_The request_
Extract every line from each of the items below and copy it character for character, with no changes.

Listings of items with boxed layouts
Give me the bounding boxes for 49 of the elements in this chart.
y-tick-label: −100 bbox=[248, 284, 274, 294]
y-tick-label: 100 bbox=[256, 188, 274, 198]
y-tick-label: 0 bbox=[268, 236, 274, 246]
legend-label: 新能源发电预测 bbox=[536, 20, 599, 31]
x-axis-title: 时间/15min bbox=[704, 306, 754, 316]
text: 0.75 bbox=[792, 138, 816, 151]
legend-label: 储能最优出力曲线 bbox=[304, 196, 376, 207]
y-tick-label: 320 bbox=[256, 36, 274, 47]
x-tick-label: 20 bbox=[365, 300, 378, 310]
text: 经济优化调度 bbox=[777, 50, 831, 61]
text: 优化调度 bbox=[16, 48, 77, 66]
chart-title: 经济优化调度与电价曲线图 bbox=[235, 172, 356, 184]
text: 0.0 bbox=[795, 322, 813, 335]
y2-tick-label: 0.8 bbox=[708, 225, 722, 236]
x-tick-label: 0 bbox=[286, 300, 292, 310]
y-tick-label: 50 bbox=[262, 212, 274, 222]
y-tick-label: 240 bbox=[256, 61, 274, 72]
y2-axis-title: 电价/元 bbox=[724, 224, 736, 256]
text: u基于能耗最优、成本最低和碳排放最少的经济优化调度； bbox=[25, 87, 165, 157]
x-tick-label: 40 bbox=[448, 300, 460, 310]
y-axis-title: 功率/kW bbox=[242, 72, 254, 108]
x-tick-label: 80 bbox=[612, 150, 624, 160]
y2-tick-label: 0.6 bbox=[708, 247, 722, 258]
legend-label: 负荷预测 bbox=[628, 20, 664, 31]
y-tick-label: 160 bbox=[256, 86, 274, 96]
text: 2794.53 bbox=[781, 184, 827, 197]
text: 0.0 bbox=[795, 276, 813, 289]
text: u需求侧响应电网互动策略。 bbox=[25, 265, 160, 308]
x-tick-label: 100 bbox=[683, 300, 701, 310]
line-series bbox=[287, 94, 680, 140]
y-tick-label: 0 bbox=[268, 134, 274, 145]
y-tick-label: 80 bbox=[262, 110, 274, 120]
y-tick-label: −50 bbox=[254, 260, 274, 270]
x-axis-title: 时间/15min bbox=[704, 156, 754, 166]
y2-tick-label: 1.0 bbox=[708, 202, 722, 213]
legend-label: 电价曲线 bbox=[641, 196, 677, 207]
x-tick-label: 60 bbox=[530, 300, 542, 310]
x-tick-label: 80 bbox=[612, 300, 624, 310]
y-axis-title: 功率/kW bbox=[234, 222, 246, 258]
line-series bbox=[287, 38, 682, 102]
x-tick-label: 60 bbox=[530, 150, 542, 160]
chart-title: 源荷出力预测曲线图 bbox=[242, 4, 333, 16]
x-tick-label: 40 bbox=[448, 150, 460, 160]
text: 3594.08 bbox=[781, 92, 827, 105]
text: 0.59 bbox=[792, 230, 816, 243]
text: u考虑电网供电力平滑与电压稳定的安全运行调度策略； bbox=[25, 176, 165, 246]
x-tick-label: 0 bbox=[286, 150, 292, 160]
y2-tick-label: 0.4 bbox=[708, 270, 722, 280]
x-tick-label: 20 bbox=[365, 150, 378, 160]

_Reply_
Give me the bounding boxes for 49 of the elements in this chart.
y-tick-label: −100 bbox=[248, 284, 274, 294]
y-tick-label: 100 bbox=[256, 188, 274, 198]
y-tick-label: 0 bbox=[268, 236, 274, 246]
legend-label: 新能源发电预测 bbox=[536, 20, 599, 31]
x-axis-title: 时间/15min bbox=[704, 306, 754, 316]
text: 0.75 bbox=[792, 138, 816, 151]
legend-label: 储能最优出力曲线 bbox=[304, 196, 376, 207]
y-tick-label: 320 bbox=[256, 36, 274, 47]
x-tick-label: 20 bbox=[365, 300, 378, 310]
text: 经济优化调度 bbox=[777, 50, 831, 61]
text: 优化调度 bbox=[16, 48, 77, 66]
chart-title: 经济优化调度与电价曲线图 bbox=[235, 172, 356, 184]
text: 0.0 bbox=[795, 322, 813, 335]
y2-tick-label: 0.8 bbox=[708, 225, 722, 236]
x-tick-label: 0 bbox=[286, 300, 292, 310]
y-tick-label: 50 bbox=[262, 212, 274, 222]
y-tick-label: 240 bbox=[256, 61, 274, 72]
y2-axis-title: 电价/元 bbox=[724, 224, 736, 256]
text: u基于能耗最优、成本最低和碳排放最少的经济优化调度； bbox=[25, 87, 165, 157]
x-tick-label: 40 bbox=[448, 300, 460, 310]
y-axis-title: 功率/kW bbox=[242, 72, 254, 108]
x-tick-label: 80 bbox=[612, 150, 624, 160]
y2-tick-label: 0.6 bbox=[708, 247, 722, 258]
legend-label: 负荷预测 bbox=[628, 20, 664, 31]
y-tick-label: 160 bbox=[256, 86, 274, 96]
text: 2794.53 bbox=[781, 184, 827, 197]
text: 0.0 bbox=[795, 276, 813, 289]
text: u需求侧响应电网互动策略。 bbox=[25, 265, 160, 308]
x-tick-label: 100 bbox=[683, 300, 701, 310]
line-series bbox=[287, 94, 680, 140]
y-tick-label: 0 bbox=[268, 134, 274, 145]
y-tick-label: 80 bbox=[262, 110, 274, 120]
y-tick-label: −50 bbox=[254, 260, 274, 270]
x-axis-title: 时间/15min bbox=[704, 156, 754, 166]
y2-tick-label: 1.0 bbox=[708, 202, 722, 213]
legend-label: 电价曲线 bbox=[641, 196, 677, 207]
x-tick-label: 60 bbox=[530, 300, 542, 310]
x-tick-label: 80 bbox=[612, 300, 624, 310]
y-axis-title: 功率/kW bbox=[234, 222, 246, 258]
line-series bbox=[287, 38, 682, 102]
x-tick-label: 60 bbox=[530, 150, 542, 160]
chart-title: 源荷出力预测曲线图 bbox=[242, 4, 333, 16]
x-tick-label: 40 bbox=[448, 150, 460, 160]
text: 3594.08 bbox=[781, 92, 827, 105]
text: 0.59 bbox=[792, 230, 816, 243]
text: u考虑电网供电力平滑与电压稳定的安全运行调度策略； bbox=[25, 176, 165, 246]
x-tick-label: 0 bbox=[286, 150, 292, 160]
y2-tick-label: 0.4 bbox=[708, 270, 722, 280]
x-tick-label: 20 bbox=[365, 150, 378, 160]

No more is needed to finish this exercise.